-- Entries provided --
┄┄┄┄┄┄┄┄┄┄

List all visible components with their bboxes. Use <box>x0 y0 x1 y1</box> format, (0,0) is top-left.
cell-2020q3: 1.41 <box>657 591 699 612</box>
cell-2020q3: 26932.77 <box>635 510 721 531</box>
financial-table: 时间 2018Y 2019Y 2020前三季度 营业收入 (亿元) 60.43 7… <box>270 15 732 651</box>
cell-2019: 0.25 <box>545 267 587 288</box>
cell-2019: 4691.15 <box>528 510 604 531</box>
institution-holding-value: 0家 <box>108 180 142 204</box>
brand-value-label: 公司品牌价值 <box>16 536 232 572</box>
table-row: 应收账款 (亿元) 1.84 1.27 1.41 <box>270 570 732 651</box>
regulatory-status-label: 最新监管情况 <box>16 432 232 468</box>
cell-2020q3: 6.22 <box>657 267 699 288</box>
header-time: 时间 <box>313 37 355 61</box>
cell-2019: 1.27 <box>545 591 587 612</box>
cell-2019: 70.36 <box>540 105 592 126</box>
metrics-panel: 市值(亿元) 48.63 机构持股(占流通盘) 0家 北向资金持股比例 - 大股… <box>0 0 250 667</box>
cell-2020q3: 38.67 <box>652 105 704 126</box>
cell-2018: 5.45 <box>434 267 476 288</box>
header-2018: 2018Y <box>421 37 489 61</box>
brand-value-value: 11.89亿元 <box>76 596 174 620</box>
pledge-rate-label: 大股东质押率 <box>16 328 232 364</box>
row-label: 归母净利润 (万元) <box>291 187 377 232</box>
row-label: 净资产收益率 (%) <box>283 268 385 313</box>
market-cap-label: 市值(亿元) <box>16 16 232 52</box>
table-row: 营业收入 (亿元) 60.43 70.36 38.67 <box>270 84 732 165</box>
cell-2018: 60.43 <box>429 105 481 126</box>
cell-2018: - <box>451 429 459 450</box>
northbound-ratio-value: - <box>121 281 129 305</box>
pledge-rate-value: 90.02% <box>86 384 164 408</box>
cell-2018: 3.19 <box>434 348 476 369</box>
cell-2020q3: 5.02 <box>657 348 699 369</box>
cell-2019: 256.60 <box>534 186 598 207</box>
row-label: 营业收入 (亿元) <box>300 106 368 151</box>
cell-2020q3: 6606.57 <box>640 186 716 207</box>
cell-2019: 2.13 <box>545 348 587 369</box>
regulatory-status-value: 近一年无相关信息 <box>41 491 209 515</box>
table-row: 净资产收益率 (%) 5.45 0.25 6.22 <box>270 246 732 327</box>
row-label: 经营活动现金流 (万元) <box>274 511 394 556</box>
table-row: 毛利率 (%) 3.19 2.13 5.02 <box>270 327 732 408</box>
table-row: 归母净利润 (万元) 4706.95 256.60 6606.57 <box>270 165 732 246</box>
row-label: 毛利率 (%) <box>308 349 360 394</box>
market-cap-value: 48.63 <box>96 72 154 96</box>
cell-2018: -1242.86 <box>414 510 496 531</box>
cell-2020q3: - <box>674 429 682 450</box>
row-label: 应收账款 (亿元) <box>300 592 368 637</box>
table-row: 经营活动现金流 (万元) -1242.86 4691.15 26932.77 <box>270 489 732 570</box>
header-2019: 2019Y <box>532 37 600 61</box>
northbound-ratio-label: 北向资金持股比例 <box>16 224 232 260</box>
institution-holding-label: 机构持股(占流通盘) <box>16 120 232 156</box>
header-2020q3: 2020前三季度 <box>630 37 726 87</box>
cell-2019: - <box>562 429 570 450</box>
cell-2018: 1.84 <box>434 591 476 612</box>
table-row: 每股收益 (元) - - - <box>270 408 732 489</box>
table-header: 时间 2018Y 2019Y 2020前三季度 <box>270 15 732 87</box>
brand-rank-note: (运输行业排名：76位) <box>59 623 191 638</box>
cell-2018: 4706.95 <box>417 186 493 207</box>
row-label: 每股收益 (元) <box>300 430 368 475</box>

┄┄┄┄┄┄┄┄┄┄

-- Directions --
Edit the entries above so that each "table-row" becomes "data-row", and keep everything else the same.

-- Final result --
List all visible components with their bboxes. Use <box>x0 y0 x1 y1</box> format, (0,0) is top-left.
cell-2020q3: 1.41 <box>657 591 699 612</box>
cell-2020q3: 26932.77 <box>635 510 721 531</box>
financial-table: 时间 2018Y 2019Y 2020前三季度 营业收入 (亿元) 60.43 7… <box>270 15 732 651</box>
cell-2019: 0.25 <box>545 267 587 288</box>
cell-2019: 4691.15 <box>528 510 604 531</box>
institution-holding-value: 0家 <box>108 180 142 204</box>
brand-value-label: 公司品牌价值 <box>16 536 232 572</box>
data-row: 应收账款 (亿元) 1.84 1.27 1.41 <box>270 570 732 651</box>
regulatory-status-label: 最新监管情况 <box>16 432 232 468</box>
cell-2020q3: 6.22 <box>657 267 699 288</box>
header-time: 时间 <box>313 37 355 61</box>
cell-2019: 1.27 <box>545 591 587 612</box>
cell-2019: 70.36 <box>540 105 592 126</box>
metrics-panel: 市值(亿元) 48.63 机构持股(占流通盘) 0家 北向资金持股比例 - 大股… <box>0 0 250 667</box>
cell-2020q3: 38.67 <box>652 105 704 126</box>
cell-2018: 5.45 <box>434 267 476 288</box>
header-2018: 2018Y <box>421 37 489 61</box>
brand-value-value: 11.89亿元 <box>76 596 174 620</box>
pledge-rate-label: 大股东质押率 <box>16 328 232 364</box>
row-label: 归母净利润 (万元) <box>291 187 377 232</box>
row-label: 净资产收益率 (%) <box>283 268 385 313</box>
market-cap-label: 市值(亿元) <box>16 16 232 52</box>
data-row: 营业收入 (亿元) 60.43 70.36 38.67 <box>270 84 732 165</box>
cell-2018: 60.43 <box>429 105 481 126</box>
cell-2018: - <box>451 429 459 450</box>
northbound-ratio-value: - <box>121 281 129 305</box>
pledge-rate-value: 90.02% <box>86 384 164 408</box>
cell-2018: 3.19 <box>434 348 476 369</box>
cell-2020q3: 5.02 <box>657 348 699 369</box>
cell-2019: 256.60 <box>534 186 598 207</box>
row-label: 营业收入 (亿元) <box>300 106 368 151</box>
cell-2020q3: 6606.57 <box>640 186 716 207</box>
cell-2019: 2.13 <box>545 348 587 369</box>
regulatory-status-value: 近一年无相关信息 <box>41 491 209 515</box>
data-row: 净资产收益率 (%) 5.45 0.25 6.22 <box>270 246 732 327</box>
row-label: 经营活动现金流 (万元) <box>274 511 394 556</box>
data-row: 毛利率 (%) 3.19 2.13 5.02 <box>270 327 732 408</box>
data-row: 归母净利润 (万元) 4706.95 256.60 6606.57 <box>270 165 732 246</box>
row-label: 毛利率 (%) <box>308 349 360 394</box>
market-cap-value: 48.63 <box>96 72 154 96</box>
cell-2018: -1242.86 <box>414 510 496 531</box>
cell-2020q3: - <box>674 429 682 450</box>
row-label: 应收账款 (亿元) <box>300 592 368 637</box>
data-row: 经营活动现金流 (万元) -1242.86 4691.15 26932.77 <box>270 489 732 570</box>
header-2019: 2019Y <box>532 37 600 61</box>
northbound-ratio-label: 北向资金持股比例 <box>16 224 232 260</box>
institution-holding-label: 机构持股(占流通盘) <box>16 120 232 156</box>
header-2020q3: 2020前三季度 <box>630 37 726 87</box>
cell-2019: - <box>562 429 570 450</box>
cell-2018: 1.84 <box>434 591 476 612</box>
data-row: 每股收益 (元) - - - <box>270 408 732 489</box>
table-header: 时间 2018Y 2019Y 2020前三季度 <box>270 15 732 87</box>
brand-rank-note: (运输行业排名：76位) <box>59 623 191 638</box>
cell-2018: 4706.95 <box>417 186 493 207</box>
row-label: 每股收益 (元) <box>300 430 368 475</box>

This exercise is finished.